* WRITTEN EXERCISE
Set the listing down again in full, word for word, with the pictures left out.

Items from a figure collection
** start **

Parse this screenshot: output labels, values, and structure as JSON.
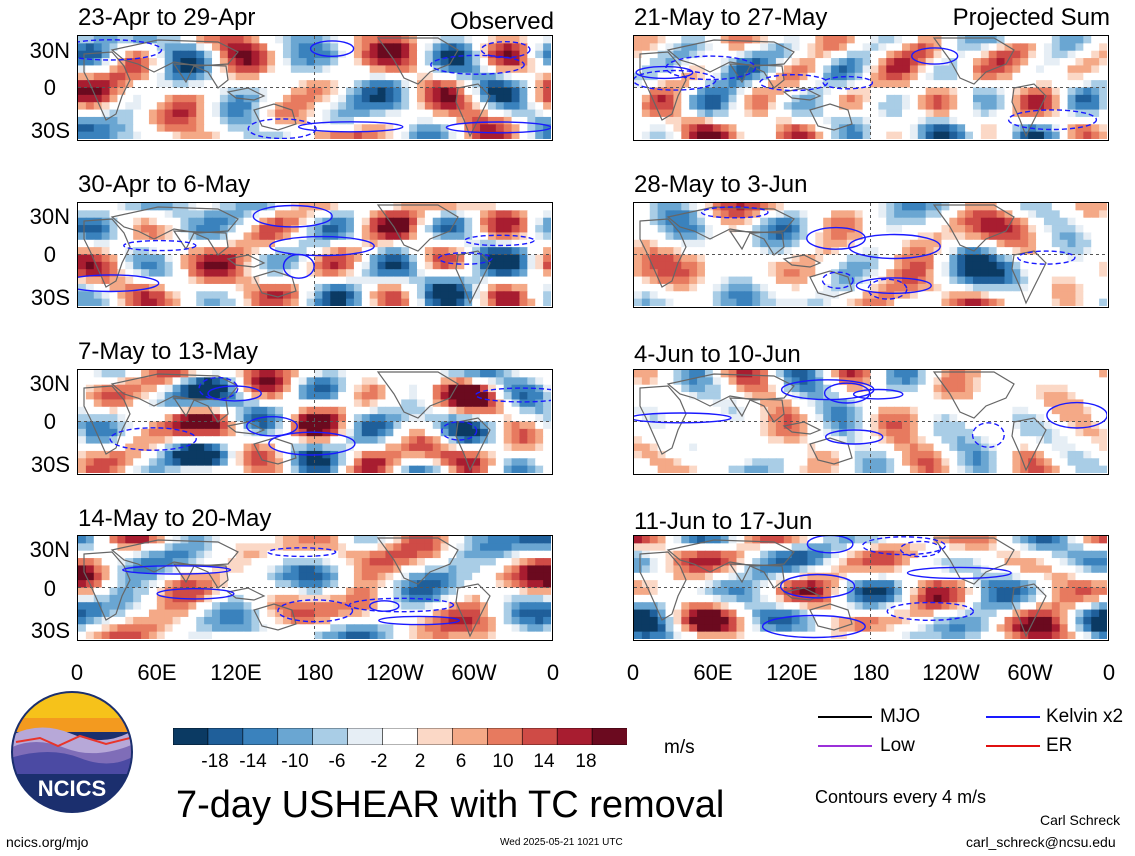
{
  "header": {
    "left_label": "Observed",
    "right_label": "Projected Sum"
  },
  "panels": [
    {
      "title": "23-Apr to 29-Apr"
    },
    {
      "title": "30-Apr to 6-May"
    },
    {
      "title": "7-May to 13-May"
    },
    {
      "title": "14-May to 20-May"
    },
    {
      "title": "21-May to 27-May"
    },
    {
      "title": "28-May to 3-Jun"
    },
    {
      "title": "4-Jun to 10-Jun"
    },
    {
      "title": "11-Jun to 17-Jun"
    }
  ],
  "lat_labels": [
    "30N",
    "0",
    "30S"
  ],
  "lon_labels": [
    "0",
    "60E",
    "120E",
    "180",
    "120W",
    "60W",
    "0"
  ],
  "colorbar": {
    "unit": "m/s",
    "ticks": [
      "-18",
      "-14",
      "-10",
      "-6",
      "-2",
      "2",
      "6",
      "10",
      "14",
      "18"
    ],
    "colors": [
      "#0b3a63",
      "#1f5f9a",
      "#3a82bd",
      "#6aa6d2",
      "#a9cde6",
      "#e6eef5",
      "#ffffff",
      "#fbd8c6",
      "#f4a987",
      "#e77a5f",
      "#cf4b46",
      "#a81d30",
      "#6b0a1f"
    ]
  },
  "legend": {
    "items": [
      {
        "label": "MJO",
        "color": "#000000"
      },
      {
        "label": "Kelvin x2",
        "color": "#1a1aff"
      },
      {
        "label": "Low",
        "color": "#9b30d9"
      },
      {
        "label": "ER",
        "color": "#e01010"
      }
    ],
    "note": "Contours every 4 m/s"
  },
  "logo": {
    "text": "NCICS"
  },
  "main_title": "7-day USHEAR with TC removal",
  "footer": {
    "url": "ncics.org/mjo",
    "timestamp": "Wed 2025-05-21 1021 UTC",
    "author": "Carl Schreck",
    "email": "carl_schreck@ncsu.edu"
  }
}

** end **

* WORKED SOLUTION
Parse this screenshot: output labels, values, and structure as JSON.
{
  "header": {
    "left_label": "Observed",
    "right_label": "Projected Sum"
  },
  "panels": [
    {
      "title": "23-Apr to 29-Apr"
    },
    {
      "title": "30-Apr to 6-May"
    },
    {
      "title": "7-May to 13-May"
    },
    {
      "title": "14-May to 20-May"
    },
    {
      "title": "21-May to 27-May"
    },
    {
      "title": "28-May to 3-Jun"
    },
    {
      "title": "4-Jun to 10-Jun"
    },
    {
      "title": "11-Jun to 17-Jun"
    }
  ],
  "lat_labels": [
    "30N",
    "0",
    "30S"
  ],
  "lon_labels": [
    "0",
    "60E",
    "120E",
    "180",
    "120W",
    "60W",
    "0"
  ],
  "colorbar": {
    "unit": "m/s",
    "ticks": [
      "-18",
      "-14",
      "-10",
      "-6",
      "-2",
      "2",
      "6",
      "10",
      "14",
      "18"
    ],
    "colors": [
      "#0b3a63",
      "#1f5f9a",
      "#3a82bd",
      "#6aa6d2",
      "#a9cde6",
      "#e6eef5",
      "#ffffff",
      "#fbd8c6",
      "#f4a987",
      "#e77a5f",
      "#cf4b46",
      "#a81d30",
      "#6b0a1f"
    ]
  },
  "legend": {
    "items": [
      {
        "label": "MJO",
        "color": "#000000"
      },
      {
        "label": "Kelvin x2",
        "color": "#1a1aff"
      },
      {
        "label": "Low",
        "color": "#9b30d9"
      },
      {
        "label": "ER",
        "color": "#e01010"
      }
    ],
    "note": "Contours every 4 m/s"
  },
  "logo": {
    "text": "NCICS"
  },
  "main_title": "7-day USHEAR with TC removal",
  "footer": {
    "url": "ncics.org/mjo",
    "timestamp": "Wed 2025-05-21 1021 UTC",
    "author": "Carl Schreck",
    "email": "carl_schreck@ncsu.edu"
  }
}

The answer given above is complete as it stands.